# Data shown start

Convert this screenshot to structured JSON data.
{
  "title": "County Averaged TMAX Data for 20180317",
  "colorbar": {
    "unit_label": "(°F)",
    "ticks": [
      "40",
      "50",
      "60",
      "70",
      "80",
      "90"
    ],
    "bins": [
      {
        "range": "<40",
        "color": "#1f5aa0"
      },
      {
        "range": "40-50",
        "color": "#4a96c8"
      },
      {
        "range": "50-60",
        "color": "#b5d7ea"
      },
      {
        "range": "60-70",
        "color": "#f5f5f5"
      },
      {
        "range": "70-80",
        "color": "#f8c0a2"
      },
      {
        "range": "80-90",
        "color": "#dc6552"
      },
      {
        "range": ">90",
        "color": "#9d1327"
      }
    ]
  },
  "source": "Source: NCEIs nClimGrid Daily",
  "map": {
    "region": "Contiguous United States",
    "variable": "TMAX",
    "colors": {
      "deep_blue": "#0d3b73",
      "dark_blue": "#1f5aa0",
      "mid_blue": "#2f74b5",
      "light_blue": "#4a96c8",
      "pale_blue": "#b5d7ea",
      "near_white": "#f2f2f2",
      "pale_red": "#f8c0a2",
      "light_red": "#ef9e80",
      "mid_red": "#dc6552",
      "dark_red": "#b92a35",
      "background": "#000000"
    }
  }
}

# Data shown end

(Do this):
Your task is to retype all of the records exactly.

(Expected output):
Convert this screenshot to structured JSON data.
{
  "title": "County Averaged TMAX Data for 20180317",
  "colorbar": {
    "unit_label": "(°F)",
    "ticks": [
      "40",
      "50",
      "60",
      "70",
      "80",
      "90"
    ],
    "bins": [
      {
        "range": "<40",
        "color": "#1f5aa0"
      },
      {
        "range": "40-50",
        "color": "#4a96c8"
      },
      {
        "range": "50-60",
        "color": "#b5d7ea"
      },
      {
        "range": "60-70",
        "color": "#f5f5f5"
      },
      {
        "range": "70-80",
        "color": "#f8c0a2"
      },
      {
        "range": "80-90",
        "color": "#dc6552"
      },
      {
        "range": ">90",
        "color": "#9d1327"
      }
    ]
  },
  "source": "Source: NCEIs nClimGrid Daily",
  "map": {
    "region": "Contiguous United States",
    "variable": "TMAX",
    "colors": {
      "deep_blue": "#0d3b73",
      "dark_blue": "#1f5aa0",
      "mid_blue": "#2f74b5",
      "light_blue": "#4a96c8",
      "pale_blue": "#b5d7ea",
      "near_white": "#f2f2f2",
      "pale_red": "#f8c0a2",
      "light_red": "#ef9e80",
      "mid_red": "#dc6552",
      "dark_red": "#b92a35",
      "background": "#000000"
    }
  }
}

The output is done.